(Items listed in a dataset)
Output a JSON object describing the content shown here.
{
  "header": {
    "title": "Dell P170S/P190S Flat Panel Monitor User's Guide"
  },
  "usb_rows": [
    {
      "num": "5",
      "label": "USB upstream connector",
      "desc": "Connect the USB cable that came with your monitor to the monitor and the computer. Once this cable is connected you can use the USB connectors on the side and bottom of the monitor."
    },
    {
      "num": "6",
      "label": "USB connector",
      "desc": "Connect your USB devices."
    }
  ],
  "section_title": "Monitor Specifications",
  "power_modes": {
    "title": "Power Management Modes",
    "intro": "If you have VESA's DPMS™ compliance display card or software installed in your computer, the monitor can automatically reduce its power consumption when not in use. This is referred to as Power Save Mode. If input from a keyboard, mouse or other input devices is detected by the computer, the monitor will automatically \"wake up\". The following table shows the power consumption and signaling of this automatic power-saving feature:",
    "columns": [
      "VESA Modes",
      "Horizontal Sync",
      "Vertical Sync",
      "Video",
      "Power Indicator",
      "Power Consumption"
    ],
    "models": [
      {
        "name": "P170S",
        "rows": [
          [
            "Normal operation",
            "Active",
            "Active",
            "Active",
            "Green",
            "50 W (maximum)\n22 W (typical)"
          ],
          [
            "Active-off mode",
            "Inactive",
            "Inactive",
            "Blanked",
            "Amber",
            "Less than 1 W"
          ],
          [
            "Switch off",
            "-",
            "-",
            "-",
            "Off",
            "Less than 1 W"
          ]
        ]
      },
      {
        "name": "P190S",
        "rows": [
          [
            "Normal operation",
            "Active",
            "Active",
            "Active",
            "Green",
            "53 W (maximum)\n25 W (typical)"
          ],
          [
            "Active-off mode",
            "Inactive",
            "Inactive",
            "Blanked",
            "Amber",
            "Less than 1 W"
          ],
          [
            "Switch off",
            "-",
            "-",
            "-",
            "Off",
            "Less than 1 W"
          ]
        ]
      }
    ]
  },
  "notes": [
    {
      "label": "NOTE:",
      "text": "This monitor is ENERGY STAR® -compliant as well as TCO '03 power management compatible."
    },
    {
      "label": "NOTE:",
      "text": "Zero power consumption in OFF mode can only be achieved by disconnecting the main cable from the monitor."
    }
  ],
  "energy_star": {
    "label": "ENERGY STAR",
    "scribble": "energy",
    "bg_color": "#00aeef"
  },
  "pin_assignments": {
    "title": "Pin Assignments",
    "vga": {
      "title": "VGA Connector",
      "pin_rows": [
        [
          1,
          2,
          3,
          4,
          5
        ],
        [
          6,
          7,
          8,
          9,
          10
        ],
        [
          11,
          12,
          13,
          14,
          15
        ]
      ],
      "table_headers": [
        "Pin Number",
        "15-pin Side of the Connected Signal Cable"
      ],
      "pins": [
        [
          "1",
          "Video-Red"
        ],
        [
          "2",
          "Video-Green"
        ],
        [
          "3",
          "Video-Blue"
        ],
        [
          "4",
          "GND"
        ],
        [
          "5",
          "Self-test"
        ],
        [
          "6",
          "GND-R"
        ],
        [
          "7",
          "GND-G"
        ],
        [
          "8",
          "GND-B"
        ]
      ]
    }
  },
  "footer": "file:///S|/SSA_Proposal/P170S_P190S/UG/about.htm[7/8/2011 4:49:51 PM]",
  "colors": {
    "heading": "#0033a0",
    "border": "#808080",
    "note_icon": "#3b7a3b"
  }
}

Description of the task>
Write out the full listing exactly as given.

Result of the task>
Output a JSON object describing the content shown here.
{
  "header": {
    "title": "Dell P170S/P190S Flat Panel Monitor User's Guide"
  },
  "usb_rows": [
    {
      "num": "5",
      "label": "USB upstream connector",
      "desc": "Connect the USB cable that came with your monitor to the monitor and the computer. Once this cable is connected you can use the USB connectors on the side and bottom of the monitor."
    },
    {
      "num": "6",
      "label": "USB connector",
      "desc": "Connect your USB devices."
    }
  ],
  "section_title": "Monitor Specifications",
  "power_modes": {
    "title": "Power Management Modes",
    "intro": "If you have VESA's DPMS™ compliance display card or software installed in your computer, the monitor can automatically reduce its power consumption when not in use. This is referred to as Power Save Mode. If input from a keyboard, mouse or other input devices is detected by the computer, the monitor will automatically \"wake up\". The following table shows the power consumption and signaling of this automatic power-saving feature:",
    "columns": [
      "VESA Modes",
      "Horizontal Sync",
      "Vertical Sync",
      "Video",
      "Power Indicator",
      "Power Consumption"
    ],
    "models": [
      {
        "name": "P170S",
        "rows": [
          [
            "Normal operation",
            "Active",
            "Active",
            "Active",
            "Green",
            "50 W (maximum)\n22 W (typical)"
          ],
          [
            "Active-off mode",
            "Inactive",
            "Inactive",
            "Blanked",
            "Amber",
            "Less than 1 W"
          ],
          [
            "Switch off",
            "-",
            "-",
            "-",
            "Off",
            "Less than 1 W"
          ]
        ]
      },
      {
        "name": "P190S",
        "rows": [
          [
            "Normal operation",
            "Active",
            "Active",
            "Active",
            "Green",
            "53 W (maximum)\n25 W (typical)"
          ],
          [
            "Active-off mode",
            "Inactive",
            "Inactive",
            "Blanked",
            "Amber",
            "Less than 1 W"
          ],
          [
            "Switch off",
            "-",
            "-",
            "-",
            "Off",
            "Less than 1 W"
          ]
        ]
      }
    ]
  },
  "notes": [
    {
      "label": "NOTE:",
      "text": "This monitor is ENERGY STAR® -compliant as well as TCO '03 power management compatible."
    },
    {
      "label": "NOTE:",
      "text": "Zero power consumption in OFF mode can only be achieved by disconnecting the main cable from the monitor."
    }
  ],
  "energy_star": {
    "label": "ENERGY STAR",
    "scribble": "energy",
    "bg_color": "#00aeef"
  },
  "pin_assignments": {
    "title": "Pin Assignments",
    "vga": {
      "title": "VGA Connector",
      "pin_rows": [
        [
          1,
          2,
          3,
          4,
          5
        ],
        [
          6,
          7,
          8,
          9,
          10
        ],
        [
          11,
          12,
          13,
          14,
          15
        ]
      ],
      "table_headers": [
        "Pin Number",
        "15-pin Side of the Connected Signal Cable"
      ],
      "pins": [
        [
          "1",
          "Video-Red"
        ],
        [
          "2",
          "Video-Green"
        ],
        [
          "3",
          "Video-Blue"
        ],
        [
          "4",
          "GND"
        ],
        [
          "5",
          "Self-test"
        ],
        [
          "6",
          "GND-R"
        ],
        [
          "7",
          "GND-G"
        ],
        [
          "8",
          "GND-B"
        ]
      ]
    }
  },
  "footer": "file:///S|/SSA_Proposal/P170S_P190S/UG/about.htm[7/8/2011 4:49:51 PM]",
  "colors": {
    "heading": "#0033a0",
    "border": "#808080",
    "note_icon": "#3b7a3b"
  }
}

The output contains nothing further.